▶ PROMPT
When you reach the line containing "Read out every word on this page.", begin copying exactly, and keep going through the last line of the records below, copying nothing before it.

Segment Start: TASK DATA

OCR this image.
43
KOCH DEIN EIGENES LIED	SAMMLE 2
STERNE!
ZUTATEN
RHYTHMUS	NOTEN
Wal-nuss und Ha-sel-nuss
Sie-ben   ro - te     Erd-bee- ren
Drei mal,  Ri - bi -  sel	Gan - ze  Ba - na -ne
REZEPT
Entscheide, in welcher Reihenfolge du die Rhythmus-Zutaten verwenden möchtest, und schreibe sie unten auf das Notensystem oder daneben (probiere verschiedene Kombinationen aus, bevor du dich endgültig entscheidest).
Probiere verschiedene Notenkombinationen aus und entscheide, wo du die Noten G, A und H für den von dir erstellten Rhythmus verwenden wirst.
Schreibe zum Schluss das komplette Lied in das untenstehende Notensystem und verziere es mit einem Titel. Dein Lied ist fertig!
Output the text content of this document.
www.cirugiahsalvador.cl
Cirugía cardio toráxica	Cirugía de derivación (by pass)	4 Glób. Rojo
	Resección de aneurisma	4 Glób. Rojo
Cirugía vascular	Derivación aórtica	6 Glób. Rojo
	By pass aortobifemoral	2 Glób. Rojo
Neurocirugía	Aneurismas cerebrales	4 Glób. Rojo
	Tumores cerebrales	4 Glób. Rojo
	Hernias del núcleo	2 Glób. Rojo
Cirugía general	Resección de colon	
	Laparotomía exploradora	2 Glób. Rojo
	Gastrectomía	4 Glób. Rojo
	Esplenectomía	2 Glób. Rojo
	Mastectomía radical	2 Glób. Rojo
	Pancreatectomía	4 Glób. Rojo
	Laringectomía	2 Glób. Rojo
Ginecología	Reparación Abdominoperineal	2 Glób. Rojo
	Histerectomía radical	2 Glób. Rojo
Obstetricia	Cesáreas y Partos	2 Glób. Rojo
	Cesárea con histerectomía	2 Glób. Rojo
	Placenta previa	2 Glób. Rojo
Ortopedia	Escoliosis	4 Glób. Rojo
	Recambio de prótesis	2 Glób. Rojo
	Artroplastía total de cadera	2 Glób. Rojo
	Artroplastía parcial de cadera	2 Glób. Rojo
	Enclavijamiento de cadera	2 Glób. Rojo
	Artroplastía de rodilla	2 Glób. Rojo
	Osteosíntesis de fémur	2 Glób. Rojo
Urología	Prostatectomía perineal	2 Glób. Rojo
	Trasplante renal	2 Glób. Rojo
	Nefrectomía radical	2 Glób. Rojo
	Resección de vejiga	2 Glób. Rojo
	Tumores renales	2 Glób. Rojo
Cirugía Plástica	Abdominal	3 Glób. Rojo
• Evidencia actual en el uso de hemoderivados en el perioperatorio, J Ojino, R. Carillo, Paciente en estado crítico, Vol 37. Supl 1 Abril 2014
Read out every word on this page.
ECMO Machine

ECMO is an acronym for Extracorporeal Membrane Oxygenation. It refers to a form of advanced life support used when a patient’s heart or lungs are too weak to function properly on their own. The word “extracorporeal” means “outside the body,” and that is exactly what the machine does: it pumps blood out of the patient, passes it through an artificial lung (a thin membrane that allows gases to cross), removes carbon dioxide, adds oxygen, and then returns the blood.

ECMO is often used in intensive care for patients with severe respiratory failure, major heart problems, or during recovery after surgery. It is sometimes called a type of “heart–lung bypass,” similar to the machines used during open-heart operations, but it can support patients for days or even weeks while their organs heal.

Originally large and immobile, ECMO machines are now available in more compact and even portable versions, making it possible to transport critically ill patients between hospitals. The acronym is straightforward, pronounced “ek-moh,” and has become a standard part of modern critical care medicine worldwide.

Segment End: TASK DATA

▶ YOUR RESPONSE
Read out every word on this page.
ECMO Machine

ECMO is an acronym for Extracorporeal Membrane Oxygenation. It refers to a form of advanced life support used when a patient’s heart or lungs are too weak to function properly on their own. The word “extracorporeal” means “outside the body,” and that is exactly what the machine does: it pumps blood out of the patient, passes it through an artificial lung (a thin membrane that allows gases to cross), removes carbon dioxide, adds oxygen, and then returns the blood.

ECMO is often used in intensive care for patients with severe respiratory failure, major heart problems, or during recovery after surgery. It is sometimes called a type of “heart–lung bypass,” similar to the machines used during open-heart operations, but it can support patients for days or even weeks while their organs heal.

Originally large and immobile, ECMO machines are now available in more compact and even portable versions, making it possible to transport critically ill patients between hospitals. The acronym is straightforward, pronounced “ek-moh,” and has become a standard part of modern critical care medicine worldwide.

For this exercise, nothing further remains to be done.